**Written request:** Keep only the lines that hold the string "diploma", filtering out the rest of the entries below.

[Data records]
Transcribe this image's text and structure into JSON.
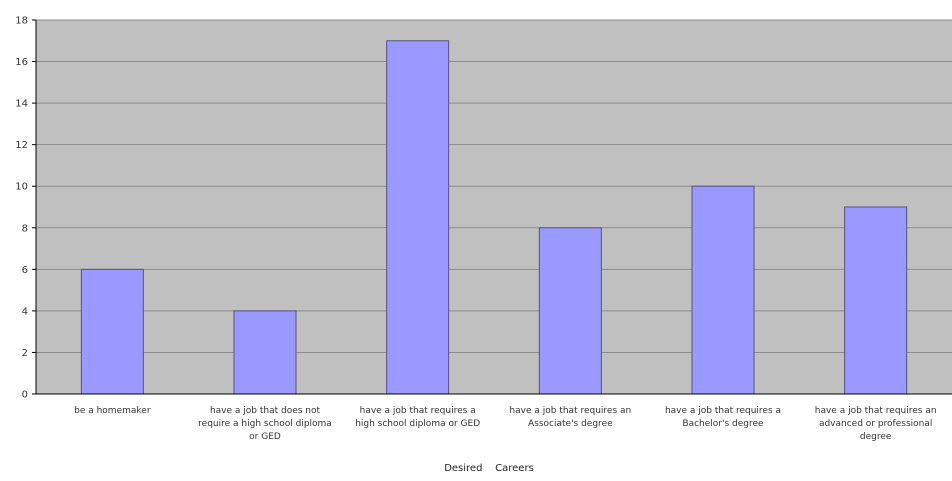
{
  "chart_data": {
    "type": "bar",
    "title": "",
    "xlabel": "Desired    Careers",
    "ylabel": "",
    "ylim": [
      0,
      18
    ],
    "yticks": [
      0,
      2,
      4,
      6,
      8,
      10,
      12,
      14,
      16,
      18
    ],
    "grid": true,
    "legend": "none",
    "categories": [
      [
        "be a homemaker"
      ],
      [
        "have a job that does not",
        "require a high school diploma",
        "or GED"
      ],
      [
        "have a job that requires a",
        "high school diploma or GED"
      ],
      [
        "have a job that requires an",
        "Associate's degree"
      ],
      [
        "have a job that requires a",
        "Bachelor's degree"
      ],
      [
        "have a job that requires an",
        "advanced or professional",
        "degree"
      ]
    ],
    "values": [
      6,
      4,
      17,
      8,
      10,
      9
    ],
    "colors": {
      "bar_fill": "#9999ff",
      "bar_stroke": "#555577",
      "plot_background": "#c0c0c0",
      "gridline": "#8c8c8c"
    }
  }
}
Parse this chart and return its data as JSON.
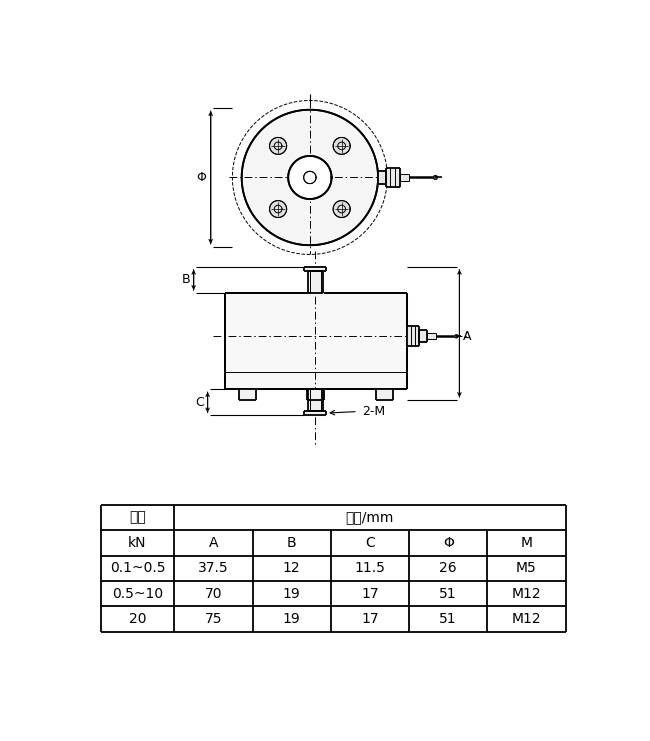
{
  "bg_color": "#ffffff",
  "line_color": "#000000",
  "table_header1": "量程",
  "table_header2": "尺寸/mm",
  "table_col2": "kN",
  "table_cols": [
    "A",
    "B",
    "C",
    "Φ",
    "M"
  ],
  "table_rows": [
    [
      "0.1~0.5",
      "37.5",
      "12",
      "11.5",
      "26",
      "M5"
    ],
    [
      "0.5~10",
      "70",
      "19",
      "17",
      "51",
      "M12"
    ],
    [
      "20",
      "75",
      "19",
      "17",
      "51",
      "M12"
    ]
  ]
}
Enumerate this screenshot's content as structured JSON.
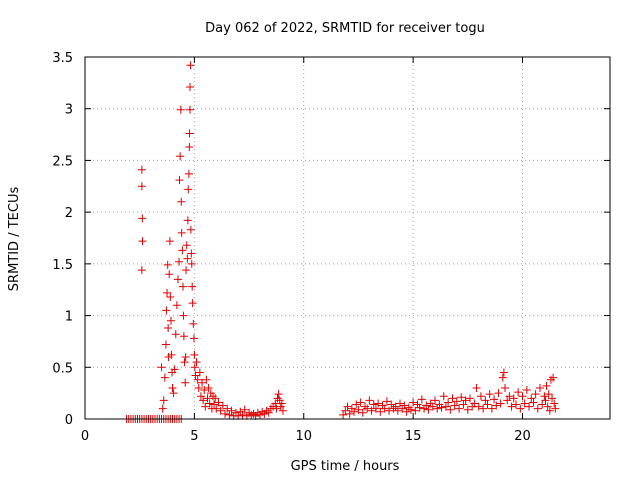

**Complete response:**
        "require a high school diploma",
        "high school diploma or GED"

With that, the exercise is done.